> [Work instructions] Repeat the material exactly, every line of it.

::::::

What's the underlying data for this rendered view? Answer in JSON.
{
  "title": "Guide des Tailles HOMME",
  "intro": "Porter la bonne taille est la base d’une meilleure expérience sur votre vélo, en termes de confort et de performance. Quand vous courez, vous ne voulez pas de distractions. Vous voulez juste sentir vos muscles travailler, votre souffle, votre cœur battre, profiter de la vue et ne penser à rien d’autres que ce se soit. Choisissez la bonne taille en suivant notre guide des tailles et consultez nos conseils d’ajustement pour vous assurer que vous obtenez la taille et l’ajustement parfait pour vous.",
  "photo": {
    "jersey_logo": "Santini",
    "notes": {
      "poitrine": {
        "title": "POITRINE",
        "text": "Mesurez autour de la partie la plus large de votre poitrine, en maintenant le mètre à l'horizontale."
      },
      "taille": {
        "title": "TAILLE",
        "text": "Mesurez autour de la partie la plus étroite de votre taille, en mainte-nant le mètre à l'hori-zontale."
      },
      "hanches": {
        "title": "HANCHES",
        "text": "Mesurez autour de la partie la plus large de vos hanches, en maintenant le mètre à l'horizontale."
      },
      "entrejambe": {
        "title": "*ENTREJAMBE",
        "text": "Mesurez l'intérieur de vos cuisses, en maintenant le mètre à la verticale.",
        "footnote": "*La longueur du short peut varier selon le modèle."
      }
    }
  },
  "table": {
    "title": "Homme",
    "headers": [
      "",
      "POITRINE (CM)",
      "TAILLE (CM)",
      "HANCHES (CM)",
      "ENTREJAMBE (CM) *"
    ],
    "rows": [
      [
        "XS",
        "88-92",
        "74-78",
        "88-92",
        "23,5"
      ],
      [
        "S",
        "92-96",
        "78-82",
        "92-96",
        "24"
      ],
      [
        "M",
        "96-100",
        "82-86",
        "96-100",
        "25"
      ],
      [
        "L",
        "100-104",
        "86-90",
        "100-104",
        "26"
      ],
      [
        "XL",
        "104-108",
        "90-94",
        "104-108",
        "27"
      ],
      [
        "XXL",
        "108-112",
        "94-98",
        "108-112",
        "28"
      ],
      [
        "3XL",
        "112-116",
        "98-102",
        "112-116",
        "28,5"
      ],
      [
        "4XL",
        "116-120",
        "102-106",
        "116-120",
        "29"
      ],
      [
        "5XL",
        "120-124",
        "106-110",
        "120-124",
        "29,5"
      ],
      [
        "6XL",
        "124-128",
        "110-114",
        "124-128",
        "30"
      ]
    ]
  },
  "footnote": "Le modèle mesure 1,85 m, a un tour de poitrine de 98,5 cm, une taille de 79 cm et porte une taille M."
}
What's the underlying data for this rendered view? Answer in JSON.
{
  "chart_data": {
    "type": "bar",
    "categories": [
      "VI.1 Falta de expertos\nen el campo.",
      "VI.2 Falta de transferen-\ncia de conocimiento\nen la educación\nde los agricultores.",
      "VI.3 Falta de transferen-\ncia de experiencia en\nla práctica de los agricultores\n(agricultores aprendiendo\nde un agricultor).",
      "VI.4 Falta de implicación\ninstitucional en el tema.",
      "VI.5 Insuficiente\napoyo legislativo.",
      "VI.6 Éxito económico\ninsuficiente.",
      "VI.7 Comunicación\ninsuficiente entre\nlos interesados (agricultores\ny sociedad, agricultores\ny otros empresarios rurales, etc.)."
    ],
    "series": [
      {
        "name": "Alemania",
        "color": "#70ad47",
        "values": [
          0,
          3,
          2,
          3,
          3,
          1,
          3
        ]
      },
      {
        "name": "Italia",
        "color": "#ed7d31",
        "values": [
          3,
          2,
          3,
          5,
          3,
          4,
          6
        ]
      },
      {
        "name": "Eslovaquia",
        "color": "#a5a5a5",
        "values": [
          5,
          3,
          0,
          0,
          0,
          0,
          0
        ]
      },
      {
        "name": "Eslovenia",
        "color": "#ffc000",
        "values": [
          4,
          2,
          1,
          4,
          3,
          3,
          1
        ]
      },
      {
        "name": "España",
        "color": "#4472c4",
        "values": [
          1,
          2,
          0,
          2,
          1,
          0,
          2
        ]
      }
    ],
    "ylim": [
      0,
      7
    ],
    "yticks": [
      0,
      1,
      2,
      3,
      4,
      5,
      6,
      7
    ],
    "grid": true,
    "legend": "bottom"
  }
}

::::::

> [Solution to the exercise]
What's the underlying data for this rendered view? Answer in JSON.
{
  "title": "Guide des Tailles HOMME",
  "intro": "Porter la bonne taille est la base d’une meilleure expérience sur votre vélo, en termes de confort et de performance. Quand vous courez, vous ne voulez pas de distractions. Vous voulez juste sentir vos muscles travailler, votre souffle, votre cœur battre, profiter de la vue et ne penser à rien d’autres que ce se soit. Choisissez la bonne taille en suivant notre guide des tailles et consultez nos conseils d’ajustement pour vous assurer que vous obtenez la taille et l’ajustement parfait pour vous.",
  "photo": {
    "jersey_logo": "Santini",
    "notes": {
      "poitrine": {
        "title": "POITRINE",
        "text": "Mesurez autour de la partie la plus large de votre poitrine, en maintenant le mètre à l'horizontale."
      },
      "taille": {
        "title": "TAILLE",
        "text": "Mesurez autour de la partie la plus étroite de votre taille, en mainte-nant le mètre à l'hori-zontale."
      },
      "hanches": {
        "title": "HANCHES",
        "text": "Mesurez autour de la partie la plus large de vos hanches, en maintenant le mètre à l'horizontale."
      },
      "entrejambe": {
        "title": "*ENTREJAMBE",
        "text": "Mesurez l'intérieur de vos cuisses, en maintenant le mètre à la verticale.",
        "footnote": "*La longueur du short peut varier selon le modèle."
      }
    }
  },
  "table": {
    "title": "Homme",
    "headers": [
      "",
      "POITRINE (CM)",
      "TAILLE (CM)",
      "HANCHES (CM)",
      "ENTREJAMBE (CM) *"
    ],
    "rows": [
      [
        "XS",
        "88-92",
        "74-78",
        "88-92",
        "23,5"
      ],
      [
        "S",
        "92-96",
        "78-82",
        "92-96",
        "24"
      ],
      [
        "M",
        "96-100",
        "82-86",
        "96-100",
        "25"
      ],
      [
        "L",
        "100-104",
        "86-90",
        "100-104",
        "26"
      ],
      [
        "XL",
        "104-108",
        "90-94",
        "104-108",
        "27"
      ],
      [
        "XXL",
        "108-112",
        "94-98",
        "108-112",
        "28"
      ],
      [
        "3XL",
        "112-116",
        "98-102",
        "112-116",
        "28,5"
      ],
      [
        "4XL",
        "116-120",
        "102-106",
        "116-120",
        "29"
      ],
      [
        "5XL",
        "120-124",
        "106-110",
        "120-124",
        "29,5"
      ],
      [
        "6XL",
        "124-128",
        "110-114",
        "124-128",
        "30"
      ]
    ]
  },
  "footnote": "Le modèle mesure 1,85 m, a un tour de poitrine de 98,5 cm, une taille de 79 cm et porte une taille M."
}
What's the underlying data for this rendered view? Answer in JSON.
{
  "chart_data": {
    "type": "bar",
    "categories": [
      "VI.1 Falta de expertos\nen el campo.",
      "VI.2 Falta de transferen-\ncia de conocimiento\nen la educación\nde los agricultores.",
      "VI.3 Falta de transferen-\ncia de experiencia en\nla práctica de los agricultores\n(agricultores aprendiendo\nde un agricultor).",
      "VI.4 Falta de implicación\ninstitucional en el tema.",
      "VI.5 Insuficiente\napoyo legislativo.",
      "VI.6 Éxito económico\ninsuficiente.",
      "VI.7 Comunicación\ninsuficiente entre\nlos interesados (agricultores\ny sociedad, agricultores\ny otros empresarios rurales, etc.)."
    ],
    "series": [
      {
        "name": "Alemania",
        "color": "#70ad47",
        "values": [
          0,
          3,
          2,
          3,
          3,
          1,
          3
        ]
      },
      {
        "name": "Italia",
        "color": "#ed7d31",
        "values": [
          3,
          2,
          3,
          5,
          3,
          4,
          6
        ]
      },
      {
        "name": "Eslovaquia",
        "color": "#a5a5a5",
        "values": [
          5,
          3,
          0,
          0,
          0,
          0,
          0
        ]
      },
      {
        "name": "Eslovenia",
        "color": "#ffc000",
        "values": [
          4,
          2,
          1,
          4,
          3,
          3,
          1
        ]
      },
      {
        "name": "España",
        "color": "#4472c4",
        "values": [
          1,
          2,
          0,
          2,
          1,
          0,
          2
        ]
      }
    ],
    "ylim": [
      0,
      7
    ],
    "yticks": [
      0,
      1,
      2,
      3,
      4,
      5,
      6,
      7
    ],
    "grid": true,
    "legend": "bottom"
  }
}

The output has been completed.